• What this task involves: Wherever the string "王华估计他酒醒后必定会再回来" appears in a line, extract that line.

>> Start Dataset rows

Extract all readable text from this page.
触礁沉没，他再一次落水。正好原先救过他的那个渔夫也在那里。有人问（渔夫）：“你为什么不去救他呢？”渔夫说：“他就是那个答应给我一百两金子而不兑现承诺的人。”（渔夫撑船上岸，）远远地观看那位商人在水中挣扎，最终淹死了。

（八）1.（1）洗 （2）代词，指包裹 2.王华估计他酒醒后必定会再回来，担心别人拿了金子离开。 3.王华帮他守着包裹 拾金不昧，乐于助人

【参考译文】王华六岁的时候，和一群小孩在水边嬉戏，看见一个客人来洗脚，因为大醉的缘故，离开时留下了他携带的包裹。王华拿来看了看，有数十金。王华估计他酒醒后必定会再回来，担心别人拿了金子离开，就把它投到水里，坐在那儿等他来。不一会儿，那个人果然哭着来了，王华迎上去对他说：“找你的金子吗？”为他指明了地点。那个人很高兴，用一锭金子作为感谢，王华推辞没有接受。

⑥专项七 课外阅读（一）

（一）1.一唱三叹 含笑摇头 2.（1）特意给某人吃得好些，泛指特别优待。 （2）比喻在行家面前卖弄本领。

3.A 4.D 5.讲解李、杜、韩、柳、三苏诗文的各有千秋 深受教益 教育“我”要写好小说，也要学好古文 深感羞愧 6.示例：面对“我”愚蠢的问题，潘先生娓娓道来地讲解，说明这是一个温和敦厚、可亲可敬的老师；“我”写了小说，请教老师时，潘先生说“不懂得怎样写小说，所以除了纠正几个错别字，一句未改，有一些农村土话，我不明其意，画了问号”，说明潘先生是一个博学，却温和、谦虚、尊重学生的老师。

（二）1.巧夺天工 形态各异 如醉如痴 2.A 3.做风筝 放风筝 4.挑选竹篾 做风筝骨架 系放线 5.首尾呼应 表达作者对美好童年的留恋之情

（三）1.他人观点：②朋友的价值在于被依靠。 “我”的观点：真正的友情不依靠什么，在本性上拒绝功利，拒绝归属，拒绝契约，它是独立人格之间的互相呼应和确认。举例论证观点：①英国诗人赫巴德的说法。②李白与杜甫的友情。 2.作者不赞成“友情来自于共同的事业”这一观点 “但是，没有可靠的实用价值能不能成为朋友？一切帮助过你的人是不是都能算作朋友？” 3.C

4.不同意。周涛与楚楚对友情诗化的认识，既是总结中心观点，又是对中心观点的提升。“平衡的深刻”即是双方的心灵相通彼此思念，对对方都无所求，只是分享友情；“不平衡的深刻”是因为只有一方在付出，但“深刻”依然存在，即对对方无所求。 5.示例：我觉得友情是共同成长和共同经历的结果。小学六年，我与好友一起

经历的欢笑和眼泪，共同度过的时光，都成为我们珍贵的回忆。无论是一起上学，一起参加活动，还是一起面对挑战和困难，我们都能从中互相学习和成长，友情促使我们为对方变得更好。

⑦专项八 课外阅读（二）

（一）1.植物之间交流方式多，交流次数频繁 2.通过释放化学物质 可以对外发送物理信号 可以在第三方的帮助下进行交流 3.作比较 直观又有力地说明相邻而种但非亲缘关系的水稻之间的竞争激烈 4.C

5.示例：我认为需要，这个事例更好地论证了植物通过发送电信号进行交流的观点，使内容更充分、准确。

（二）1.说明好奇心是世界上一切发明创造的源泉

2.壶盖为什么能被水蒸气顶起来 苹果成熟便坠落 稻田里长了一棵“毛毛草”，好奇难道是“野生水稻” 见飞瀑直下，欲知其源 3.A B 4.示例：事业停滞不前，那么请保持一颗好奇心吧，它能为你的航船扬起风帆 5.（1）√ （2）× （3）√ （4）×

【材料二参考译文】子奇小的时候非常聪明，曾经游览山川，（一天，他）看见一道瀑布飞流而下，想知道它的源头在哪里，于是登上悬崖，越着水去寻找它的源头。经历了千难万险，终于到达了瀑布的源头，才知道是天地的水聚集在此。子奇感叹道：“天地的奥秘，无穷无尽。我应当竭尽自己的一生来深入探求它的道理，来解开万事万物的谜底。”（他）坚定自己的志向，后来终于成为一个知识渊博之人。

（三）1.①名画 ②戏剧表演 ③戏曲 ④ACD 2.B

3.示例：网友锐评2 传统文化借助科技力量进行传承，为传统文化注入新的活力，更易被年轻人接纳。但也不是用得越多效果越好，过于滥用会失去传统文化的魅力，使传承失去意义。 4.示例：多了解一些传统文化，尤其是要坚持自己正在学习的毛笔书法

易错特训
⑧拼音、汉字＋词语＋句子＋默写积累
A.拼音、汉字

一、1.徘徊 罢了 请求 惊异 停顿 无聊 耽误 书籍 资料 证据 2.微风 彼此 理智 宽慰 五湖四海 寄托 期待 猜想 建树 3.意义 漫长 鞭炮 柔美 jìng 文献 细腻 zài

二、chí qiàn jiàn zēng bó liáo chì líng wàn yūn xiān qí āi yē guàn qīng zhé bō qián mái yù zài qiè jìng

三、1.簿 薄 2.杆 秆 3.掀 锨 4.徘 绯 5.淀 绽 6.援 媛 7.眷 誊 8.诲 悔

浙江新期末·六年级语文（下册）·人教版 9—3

>> End Dataset rows

• The output:
（八）1.（1）洗 （2）代词，指包裹 2.王华估计他酒醒后必定会再回来，担心别人拿了金子离开。 3.王华帮他守着包裹 拾金不昧，乐于助人
【参考译文】王华六岁的时候，和一群小孩在水边嬉戏，看见一个客人来洗脚，因为大醉的缘故，离开时留下了他携带的包裹。王华拿来看了看，有数十金。王华估计他酒醒后必定会再回来，担心别人拿了金子离开，就把它投到水里，坐在那儿等他来。不一会儿，那个人果然哭着来了，王华迎上去对他说：“找你的金子吗？”为他指明了地点。那个人很高兴，用一锭金子作为感谢，王华推辞没有接受。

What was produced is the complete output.